| Input for this task |
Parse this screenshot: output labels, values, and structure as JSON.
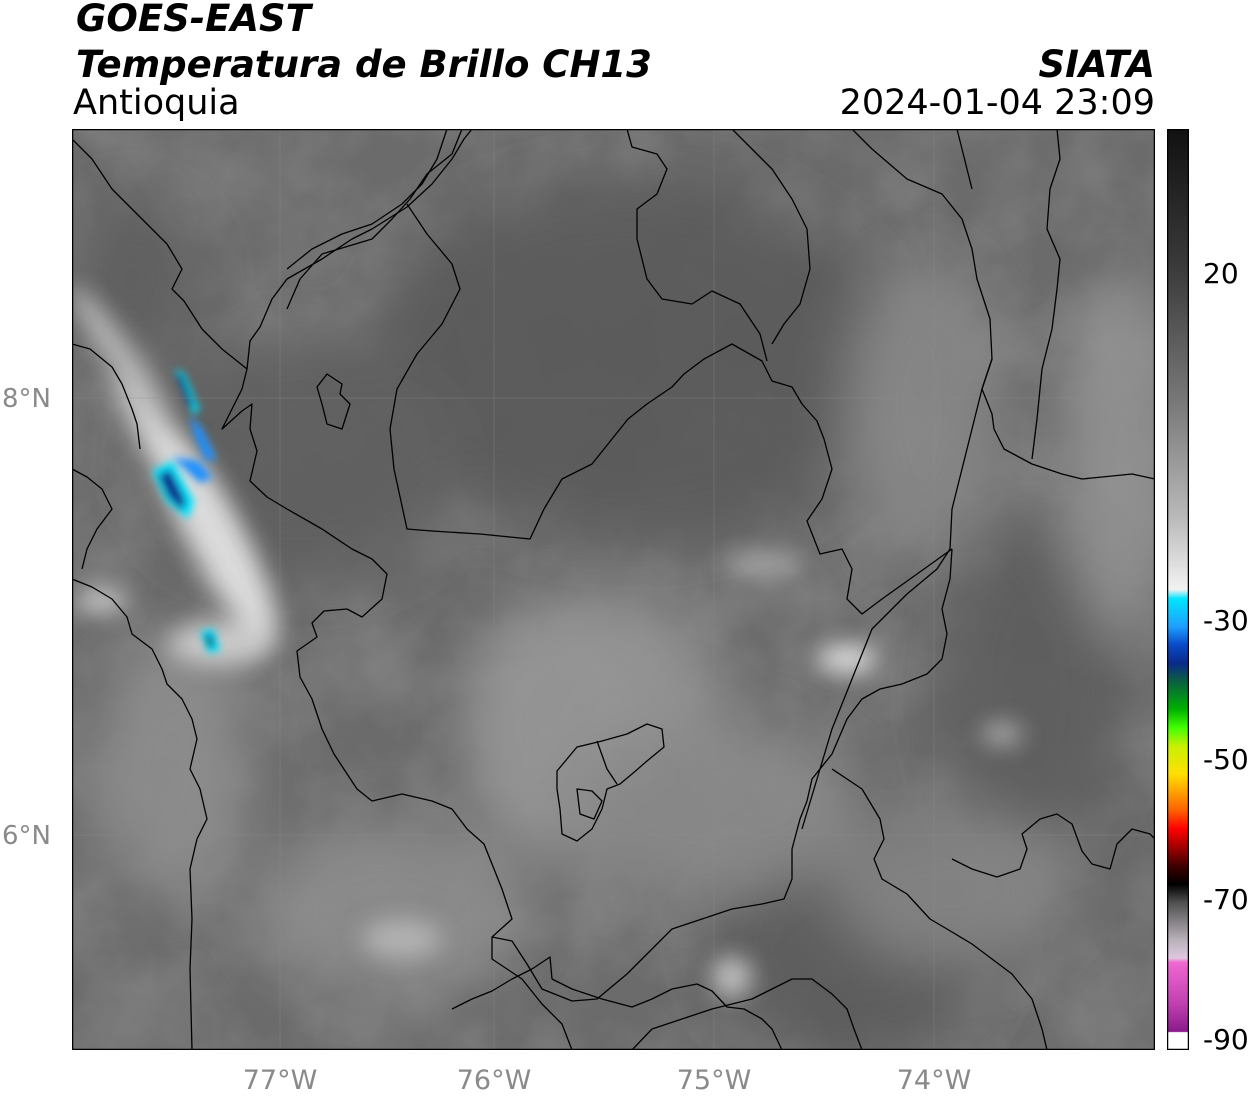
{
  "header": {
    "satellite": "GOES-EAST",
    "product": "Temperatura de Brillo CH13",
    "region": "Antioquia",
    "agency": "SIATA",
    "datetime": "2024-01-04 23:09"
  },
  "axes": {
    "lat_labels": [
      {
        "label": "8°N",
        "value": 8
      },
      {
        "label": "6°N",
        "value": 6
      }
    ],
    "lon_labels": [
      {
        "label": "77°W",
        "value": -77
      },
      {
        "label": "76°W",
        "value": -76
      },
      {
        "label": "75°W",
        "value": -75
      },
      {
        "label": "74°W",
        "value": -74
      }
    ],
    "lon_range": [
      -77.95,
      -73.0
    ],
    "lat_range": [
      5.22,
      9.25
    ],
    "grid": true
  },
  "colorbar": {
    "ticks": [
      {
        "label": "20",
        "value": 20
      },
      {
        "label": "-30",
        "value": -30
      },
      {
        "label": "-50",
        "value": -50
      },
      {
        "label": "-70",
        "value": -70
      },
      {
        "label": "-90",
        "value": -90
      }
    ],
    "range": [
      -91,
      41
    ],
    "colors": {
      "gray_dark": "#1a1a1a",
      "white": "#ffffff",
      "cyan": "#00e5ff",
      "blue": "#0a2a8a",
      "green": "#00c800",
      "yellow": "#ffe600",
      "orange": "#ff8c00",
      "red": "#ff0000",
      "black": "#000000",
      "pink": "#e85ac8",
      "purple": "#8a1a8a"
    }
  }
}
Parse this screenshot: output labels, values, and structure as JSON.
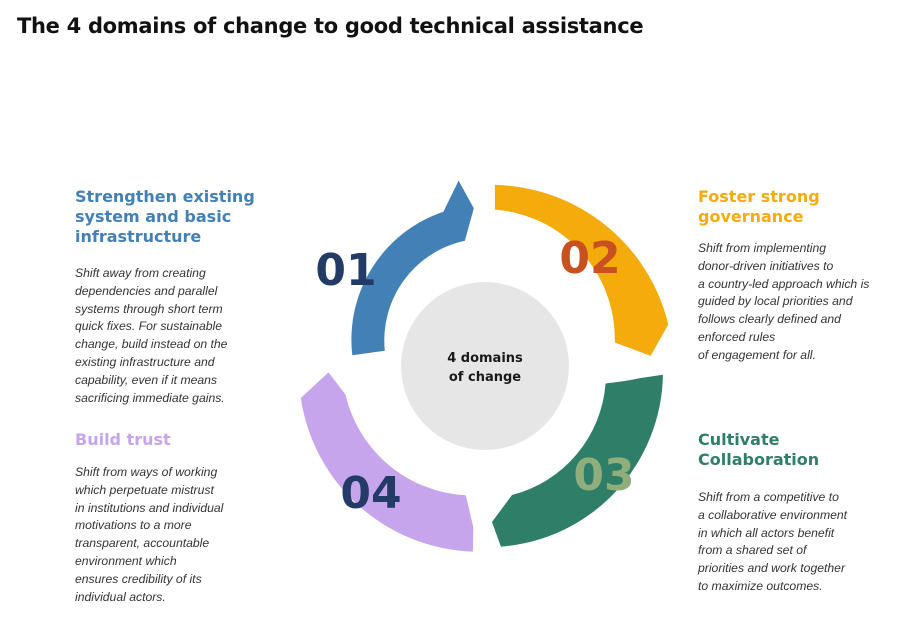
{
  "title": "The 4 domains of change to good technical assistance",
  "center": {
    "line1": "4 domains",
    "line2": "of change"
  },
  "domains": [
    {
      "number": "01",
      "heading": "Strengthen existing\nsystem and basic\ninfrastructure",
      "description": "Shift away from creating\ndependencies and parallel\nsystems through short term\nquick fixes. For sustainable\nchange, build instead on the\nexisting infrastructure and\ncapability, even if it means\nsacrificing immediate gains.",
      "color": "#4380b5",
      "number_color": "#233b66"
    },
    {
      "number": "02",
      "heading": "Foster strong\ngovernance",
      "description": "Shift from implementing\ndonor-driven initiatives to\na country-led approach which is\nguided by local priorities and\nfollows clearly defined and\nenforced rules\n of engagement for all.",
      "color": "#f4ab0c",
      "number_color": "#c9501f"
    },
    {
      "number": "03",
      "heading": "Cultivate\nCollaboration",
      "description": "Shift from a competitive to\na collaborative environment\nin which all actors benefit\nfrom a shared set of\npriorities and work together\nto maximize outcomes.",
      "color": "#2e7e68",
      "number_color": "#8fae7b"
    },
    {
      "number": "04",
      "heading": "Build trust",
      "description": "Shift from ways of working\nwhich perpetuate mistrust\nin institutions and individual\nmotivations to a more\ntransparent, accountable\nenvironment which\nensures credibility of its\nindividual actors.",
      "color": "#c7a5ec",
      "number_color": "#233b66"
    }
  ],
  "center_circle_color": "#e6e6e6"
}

| Description of the task |
Transcribe all of the records above character for character. Exclude the pictures.

| Written answer |
Parse this screenshot: output labels, values, and structure as JSON.
{
  "header": {
    "satellite": "GOES-EAST",
    "product": "Temperatura de Brillo CH13",
    "region": "Antioquia",
    "agency": "SIATA",
    "datetime": "2024-01-04 23:09"
  },
  "axes": {
    "lat_labels": [
      {
        "label": "8°N",
        "value": 8
      },
      {
        "label": "6°N",
        "value": 6
      }
    ],
    "lon_labels": [
      {
        "label": "77°W",
        "value": -77
      },
      {
        "label": "76°W",
        "value": -76
      },
      {
        "label": "75°W",
        "value": -75
      },
      {
        "label": "74°W",
        "value": -74
      }
    ],
    "lon_range": [
      -77.95,
      -73.0
    ],
    "lat_range": [
      5.22,
      9.25
    ],
    "grid": true
  },
  "colorbar": {
    "ticks": [
      {
        "label": "20",
        "value": 20
      },
      {
        "label": "-30",
        "value": -30
      },
      {
        "label": "-50",
        "value": -50
      },
      {
        "label": "-70",
        "value": -70
      },
      {
        "label": "-90",
        "value": -90
      }
    ],
    "range": [
      -91,
      41
    ],
    "colors": {
      "gray_dark": "#1a1a1a",
      "white": "#ffffff",
      "cyan": "#00e5ff",
      "blue": "#0a2a8a",
      "green": "#00c800",
      "yellow": "#ffe600",
      "orange": "#ff8c00",
      "red": "#ff0000",
      "black": "#000000",
      "pink": "#e85ac8",
      "purple": "#8a1a8a"
    }
  }
}
Parse this screenshot: output labels, values, and structure as JSON.
{
  "title": "The 4 domains of change to good technical assistance",
  "center": {
    "line1": "4 domains",
    "line2": "of change"
  },
  "domains": [
    {
      "number": "01",
      "heading": "Strengthen existing\nsystem and basic\ninfrastructure",
      "description": "Shift away from creating\ndependencies and parallel\nsystems through short term\nquick fixes. For sustainable\nchange, build instead on the\nexisting infrastructure and\ncapability, even if it means\nsacrificing immediate gains.",
      "color": "#4380b5",
      "number_color": "#233b66"
    },
    {
      "number": "02",
      "heading": "Foster strong\ngovernance",
      "description": "Shift from implementing\ndonor-driven initiatives to\na country-led approach which is\nguided by local priorities and\nfollows clearly defined and\nenforced rules\n of engagement for all.",
      "color": "#f4ab0c",
      "number_color": "#c9501f"
    },
    {
      "number": "03",
      "heading": "Cultivate\nCollaboration",
      "description": "Shift from a competitive to\na collaborative environment\nin which all actors benefit\nfrom a shared set of\npriorities and work together\nto maximize outcomes.",
      "color": "#2e7e68",
      "number_color": "#8fae7b"
    },
    {
      "number": "04",
      "heading": "Build trust",
      "description": "Shift from ways of working\nwhich perpetuate mistrust\nin institutions and individual\nmotivations to a more\ntransparent, accountable\nenvironment which\nensures credibility of its\nindividual actors.",
      "color": "#c7a5ec",
      "number_color": "#233b66"
    }
  ],
  "center_circle_color": "#e6e6e6"
}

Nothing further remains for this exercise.